*Task statement:*
Pick out the lines below that include the string "ffffff".

*Input data:*
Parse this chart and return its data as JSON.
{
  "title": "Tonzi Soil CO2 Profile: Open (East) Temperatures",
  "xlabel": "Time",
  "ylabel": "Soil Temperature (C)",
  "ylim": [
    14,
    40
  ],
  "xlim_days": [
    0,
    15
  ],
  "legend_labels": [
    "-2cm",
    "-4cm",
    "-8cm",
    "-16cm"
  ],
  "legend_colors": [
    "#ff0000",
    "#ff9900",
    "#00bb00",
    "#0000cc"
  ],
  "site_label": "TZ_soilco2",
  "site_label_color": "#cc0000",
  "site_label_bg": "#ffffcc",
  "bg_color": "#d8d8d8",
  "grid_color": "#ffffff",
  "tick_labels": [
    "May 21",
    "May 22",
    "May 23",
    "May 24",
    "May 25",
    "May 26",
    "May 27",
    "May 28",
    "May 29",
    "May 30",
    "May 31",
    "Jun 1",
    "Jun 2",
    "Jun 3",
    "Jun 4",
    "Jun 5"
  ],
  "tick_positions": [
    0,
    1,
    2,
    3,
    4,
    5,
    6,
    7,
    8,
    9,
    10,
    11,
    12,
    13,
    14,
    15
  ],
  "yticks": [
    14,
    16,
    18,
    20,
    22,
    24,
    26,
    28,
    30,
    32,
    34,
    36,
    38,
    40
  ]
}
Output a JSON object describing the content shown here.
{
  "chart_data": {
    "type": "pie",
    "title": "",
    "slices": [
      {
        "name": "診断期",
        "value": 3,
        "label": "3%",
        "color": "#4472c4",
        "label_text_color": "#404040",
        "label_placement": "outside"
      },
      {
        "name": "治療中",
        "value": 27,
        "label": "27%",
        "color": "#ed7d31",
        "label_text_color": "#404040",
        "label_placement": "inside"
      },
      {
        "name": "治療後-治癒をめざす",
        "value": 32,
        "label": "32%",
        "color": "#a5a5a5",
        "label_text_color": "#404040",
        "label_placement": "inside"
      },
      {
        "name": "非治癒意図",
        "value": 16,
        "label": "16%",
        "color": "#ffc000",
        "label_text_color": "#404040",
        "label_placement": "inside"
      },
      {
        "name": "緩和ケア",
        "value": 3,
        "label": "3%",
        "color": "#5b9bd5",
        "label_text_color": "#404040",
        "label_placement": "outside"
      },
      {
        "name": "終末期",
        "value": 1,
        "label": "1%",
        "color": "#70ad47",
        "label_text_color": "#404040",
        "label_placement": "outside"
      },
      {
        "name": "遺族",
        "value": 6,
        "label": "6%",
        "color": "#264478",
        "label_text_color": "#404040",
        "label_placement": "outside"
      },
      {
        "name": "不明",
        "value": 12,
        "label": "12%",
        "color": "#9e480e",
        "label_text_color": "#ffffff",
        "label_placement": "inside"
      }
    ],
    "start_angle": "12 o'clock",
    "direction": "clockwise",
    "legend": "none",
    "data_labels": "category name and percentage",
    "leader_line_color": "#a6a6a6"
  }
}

*Solution for this exercise:*
  "grid_color": "#ffffff",
        "label_text_color": "#ffffff",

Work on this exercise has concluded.